# WHAT THE TASK ASKS
Beneath this task is a listing; retype all of it exactly.

Data entries:
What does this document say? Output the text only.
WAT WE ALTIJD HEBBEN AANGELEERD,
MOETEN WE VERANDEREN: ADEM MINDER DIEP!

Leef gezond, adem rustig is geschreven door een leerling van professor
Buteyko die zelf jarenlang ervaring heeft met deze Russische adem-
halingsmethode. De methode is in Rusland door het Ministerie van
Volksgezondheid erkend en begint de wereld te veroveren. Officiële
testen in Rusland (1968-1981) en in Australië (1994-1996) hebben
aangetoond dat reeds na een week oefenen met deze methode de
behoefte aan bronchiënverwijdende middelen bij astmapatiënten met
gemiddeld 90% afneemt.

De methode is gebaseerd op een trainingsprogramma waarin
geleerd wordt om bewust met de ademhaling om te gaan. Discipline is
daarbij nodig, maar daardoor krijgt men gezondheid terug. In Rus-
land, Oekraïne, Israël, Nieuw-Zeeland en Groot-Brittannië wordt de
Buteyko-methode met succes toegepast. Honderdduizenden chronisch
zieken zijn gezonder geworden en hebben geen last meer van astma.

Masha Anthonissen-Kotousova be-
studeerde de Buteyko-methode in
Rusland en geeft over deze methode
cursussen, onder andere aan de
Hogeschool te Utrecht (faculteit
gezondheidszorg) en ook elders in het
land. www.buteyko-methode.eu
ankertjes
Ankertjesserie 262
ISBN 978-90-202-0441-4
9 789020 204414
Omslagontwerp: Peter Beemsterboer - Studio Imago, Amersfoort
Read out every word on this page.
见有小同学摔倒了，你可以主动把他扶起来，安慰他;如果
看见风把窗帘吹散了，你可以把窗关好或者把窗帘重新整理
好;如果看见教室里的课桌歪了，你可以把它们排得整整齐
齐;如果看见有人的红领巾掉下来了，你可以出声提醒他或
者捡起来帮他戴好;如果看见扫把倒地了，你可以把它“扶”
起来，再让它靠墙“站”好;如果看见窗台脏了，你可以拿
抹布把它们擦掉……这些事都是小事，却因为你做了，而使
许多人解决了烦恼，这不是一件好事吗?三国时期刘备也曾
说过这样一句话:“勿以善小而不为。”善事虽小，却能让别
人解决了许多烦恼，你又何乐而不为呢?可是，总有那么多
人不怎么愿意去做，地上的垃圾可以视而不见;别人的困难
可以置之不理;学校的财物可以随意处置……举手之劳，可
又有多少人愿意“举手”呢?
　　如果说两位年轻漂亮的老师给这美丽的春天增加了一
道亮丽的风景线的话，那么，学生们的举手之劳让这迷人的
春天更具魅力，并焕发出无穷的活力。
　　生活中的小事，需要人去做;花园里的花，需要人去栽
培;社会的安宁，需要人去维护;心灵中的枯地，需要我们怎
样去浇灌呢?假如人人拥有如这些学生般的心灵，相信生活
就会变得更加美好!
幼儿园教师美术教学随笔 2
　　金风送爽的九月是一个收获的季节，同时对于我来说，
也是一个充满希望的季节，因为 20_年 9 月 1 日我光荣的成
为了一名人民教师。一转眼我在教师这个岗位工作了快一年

# OUTPUT FOR THIS TASK
What does this document say? Output the text only.
WAT WE ALTIJD HEBBEN AANGELEERD,
MOETEN WE VERANDEREN: ADEM MINDER DIEP!

Leef gezond, adem rustig is geschreven door een leerling van professor
Buteyko die zelf jarenlang ervaring heeft met deze Russische adem-
halingsmethode. De methode is in Rusland door het Ministerie van
Volksgezondheid erkend en begint de wereld te veroveren. Officiële
testen in Rusland (1968-1981) en in Australië (1994-1996) hebben
aangetoond dat reeds na een week oefenen met deze methode de
behoefte aan bronchiënverwijdende middelen bij astmapatiënten met
gemiddeld 90% afneemt.

De methode is gebaseerd op een trainingsprogramma waarin
geleerd wordt om bewust met de ademhaling om te gaan. Discipline is
daarbij nodig, maar daardoor krijgt men gezondheid terug. In Rus-
land, Oekraïne, Israël, Nieuw-Zeeland en Groot-Brittannië wordt de
Buteyko-methode met succes toegepast. Honderdduizenden chronisch
zieken zijn gezonder geworden en hebben geen last meer van astma.

Masha Anthonissen-Kotousova be-
studeerde de Buteyko-methode in
Rusland en geeft over deze methode
cursussen, onder andere aan de
Hogeschool te Utrecht (faculteit
gezondheidszorg) en ook elders in het
land. www.buteyko-methode.eu
ankertjes
Ankertjesserie 262
ISBN 978-90-202-0441-4
9 789020 204414
Omslagontwerp: Peter Beemsterboer - Studio Imago, Amersfoort
Read out every word on this page.
见有小同学摔倒了，你可以主动把他扶起来，安慰他;如果
看见风把窗帘吹散了，你可以把窗关好或者把窗帘重新整理
好;如果看见教室里的课桌歪了，你可以把它们排得整整齐
齐;如果看见有人的红领巾掉下来了，你可以出声提醒他或
者捡起来帮他戴好;如果看见扫把倒地了，你可以把它“扶”
起来，再让它靠墙“站”好;如果看见窗台脏了，你可以拿
抹布把它们擦掉……这些事都是小事，却因为你做了，而使
许多人解决了烦恼，这不是一件好事吗?三国时期刘备也曾
说过这样一句话:“勿以善小而不为。”善事虽小，却能让别
人解决了许多烦恼，你又何乐而不为呢?可是，总有那么多
人不怎么愿意去做，地上的垃圾可以视而不见;别人的困难
可以置之不理;学校的财物可以随意处置……举手之劳，可
又有多少人愿意“举手”呢?
　　如果说两位年轻漂亮的老师给这美丽的春天增加了一
道亮丽的风景线的话，那么，学生们的举手之劳让这迷人的
春天更具魅力，并焕发出无穷的活力。
　　生活中的小事，需要人去做;花园里的花，需要人去栽
培;社会的安宁，需要人去维护;心灵中的枯地，需要我们怎
样去浇灌呢?假如人人拥有如这些学生般的心灵，相信生活
就会变得更加美好!
幼儿园教师美术教学随笔 2
　　金风送爽的九月是一个收获的季节，同时对于我来说，
也是一个充满希望的季节，因为 20_年 9 月 1 日我光荣的成
为了一名人民教师。一转眼我在教师这个岗位工作了快一年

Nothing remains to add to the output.